Requirements
Set each entry down verbatim, omitting images.

[start of Stored data]

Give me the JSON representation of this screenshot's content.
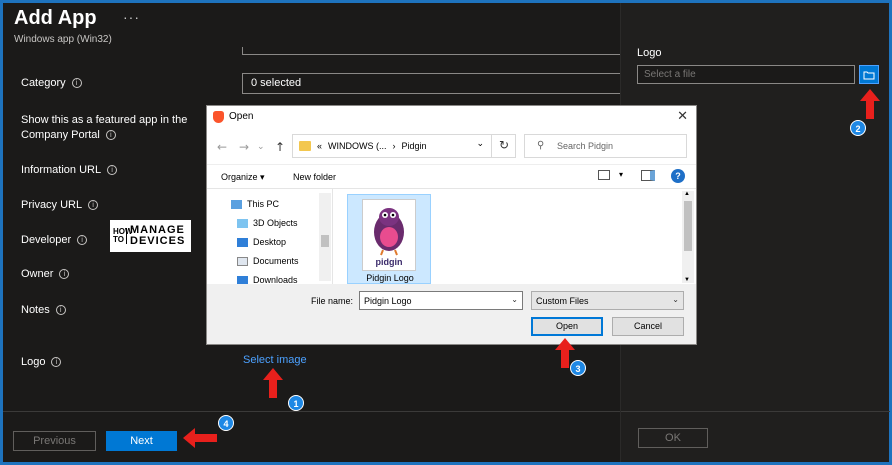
{
  "header": {
    "title": "Add App",
    "more": "···",
    "subtitle": "Windows app (Win32)"
  },
  "form": {
    "category_label": "Category",
    "category_value": "0 selected",
    "featured_label_line1": "Show this as a featured app in the",
    "featured_label_line2": "Company Portal",
    "info_url_label": "Information URL",
    "privacy_url_label": "Privacy URL",
    "developer_label": "Developer",
    "developer_logo": {
      "how": "HOW TO",
      "manage": "MANAGE",
      "devices": "DEVICES"
    },
    "owner_label": "Owner",
    "notes_label": "Notes",
    "logo_label": "Logo",
    "select_image_link": "Select image",
    "info_glyph": "i"
  },
  "footer": {
    "previous_label": "Previous",
    "next_label": "Next"
  },
  "right_panel": {
    "logo_label": "Logo",
    "file_placeholder": "Select a file",
    "ok_label": "OK"
  },
  "dialog": {
    "title": "Open",
    "close": "✕",
    "address": {
      "prefix": "«",
      "part1": "WINDOWS (...",
      "sep": "›",
      "part2": "Pidgin",
      "caret": "⌄"
    },
    "search_placeholder": "Search Pidgin",
    "organize_label": "Organize ▾",
    "new_folder_label": "New folder",
    "help": "?",
    "tree": [
      "This PC",
      "3D Objects",
      "Desktop",
      "Documents",
      "Downloads"
    ],
    "file": {
      "name": "Pidgin Logo",
      "thumb_text": "pidgin"
    },
    "file_name_label": "File name:",
    "file_name_value": "Pidgin Logo",
    "file_type_value": "Custom Files",
    "open_label": "Open",
    "cancel_label": "Cancel"
  },
  "annotations": {
    "badge1": "1",
    "badge2": "2",
    "badge3": "3",
    "badge4": "4",
    "color": "#e8201c"
  }
}
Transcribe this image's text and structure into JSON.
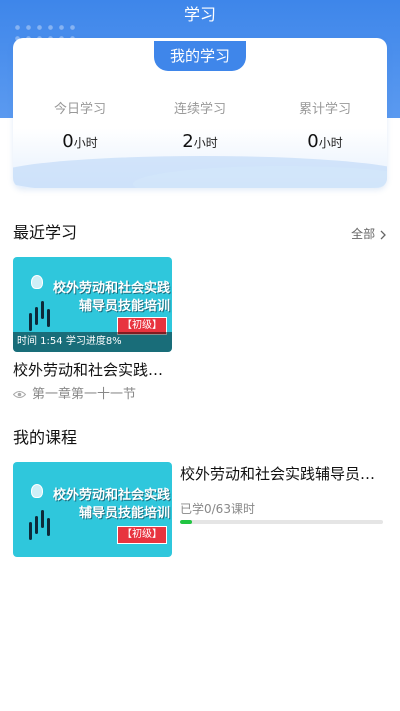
{
  "header": {
    "title": "学习"
  },
  "stats_card": {
    "tab_label": "我的学习",
    "stats": [
      {
        "label": "今日学习",
        "value": "0",
        "unit": "小时"
      },
      {
        "label": "连续学习",
        "value": "2",
        "unit": "小时"
      },
      {
        "label": "累计学习",
        "value": "0",
        "unit": "小时"
      }
    ]
  },
  "recent": {
    "section_title": "最近学习",
    "see_all": "全部",
    "item": {
      "thumb_line1": "校外劳动和社会实践",
      "thumb_line2": "辅导员技能培训",
      "level_tag": "【初级】",
      "overlay": "时间 1:54 学习进度8%",
      "title": "校外劳动和社会实践…",
      "chapter": "第一章第一十一节"
    }
  },
  "my_courses": {
    "section_title": "我的课程",
    "course": {
      "thumb_line1": "校外劳动和社会实践",
      "thumb_line2": "辅导员技能培训",
      "level_tag": "【初级】",
      "title": "校外劳动和社会实践辅导员…",
      "progress_text": "已学0/63课时",
      "progress": 0.06
    }
  },
  "colors": {
    "primary": "#3e86ea",
    "progress": "#21c542",
    "thumb_bg": "#2fc7dc",
    "tag": "#e8343f"
  },
  "icons": {
    "see_all": "chevron-right-icon",
    "views": "eye-icon"
  }
}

[end of Stored data]

Expected answer
Give me the JSON representation of this screenshot's content.
{
  "header": {
    "title": "Add App",
    "more": "···",
    "subtitle": "Windows app (Win32)"
  },
  "form": {
    "category_label": "Category",
    "category_value": "0 selected",
    "featured_label_line1": "Show this as a featured app in the",
    "featured_label_line2": "Company Portal",
    "info_url_label": "Information URL",
    "privacy_url_label": "Privacy URL",
    "developer_label": "Developer",
    "developer_logo": {
      "how": "HOW TO",
      "manage": "MANAGE",
      "devices": "DEVICES"
    },
    "owner_label": "Owner",
    "notes_label": "Notes",
    "logo_label": "Logo",
    "select_image_link": "Select image",
    "info_glyph": "i"
  },
  "footer": {
    "previous_label": "Previous",
    "next_label": "Next"
  },
  "right_panel": {
    "logo_label": "Logo",
    "file_placeholder": "Select a file",
    "ok_label": "OK"
  },
  "dialog": {
    "title": "Open",
    "close": "✕",
    "address": {
      "prefix": "«",
      "part1": "WINDOWS (...",
      "sep": "›",
      "part2": "Pidgin",
      "caret": "⌄"
    },
    "search_placeholder": "Search Pidgin",
    "organize_label": "Organize ▾",
    "new_folder_label": "New folder",
    "help": "?",
    "tree": [
      "This PC",
      "3D Objects",
      "Desktop",
      "Documents",
      "Downloads"
    ],
    "file": {
      "name": "Pidgin Logo",
      "thumb_text": "pidgin"
    },
    "file_name_label": "File name:",
    "file_name_value": "Pidgin Logo",
    "file_type_value": "Custom Files",
    "open_label": "Open",
    "cancel_label": "Cancel"
  },
  "annotations": {
    "badge1": "1",
    "badge2": "2",
    "badge3": "3",
    "badge4": "4",
    "color": "#e8201c"
  }
}
Transcribe this image's text and structure into JSON.
{
  "header": {
    "title": "学习"
  },
  "stats_card": {
    "tab_label": "我的学习",
    "stats": [
      {
        "label": "今日学习",
        "value": "0",
        "unit": "小时"
      },
      {
        "label": "连续学习",
        "value": "2",
        "unit": "小时"
      },
      {
        "label": "累计学习",
        "value": "0",
        "unit": "小时"
      }
    ]
  },
  "recent": {
    "section_title": "最近学习",
    "see_all": "全部",
    "item": {
      "thumb_line1": "校外劳动和社会实践",
      "thumb_line2": "辅导员技能培训",
      "level_tag": "【初级】",
      "overlay": "时间 1:54 学习进度8%",
      "title": "校外劳动和社会实践…",
      "chapter": "第一章第一十一节"
    }
  },
  "my_courses": {
    "section_title": "我的课程",
    "course": {
      "thumb_line1": "校外劳动和社会实践",
      "thumb_line2": "辅导员技能培训",
      "level_tag": "【初级】",
      "title": "校外劳动和社会实践辅导员…",
      "progress_text": "已学0/63课时",
      "progress": 0.06
    }
  },
  "colors": {
    "primary": "#3e86ea",
    "progress": "#21c542",
    "thumb_bg": "#2fc7dc",
    "tag": "#e8343f"
  },
  "icons": {
    "see_all": "chevron-right-icon",
    "views": "eye-icon"
  }
}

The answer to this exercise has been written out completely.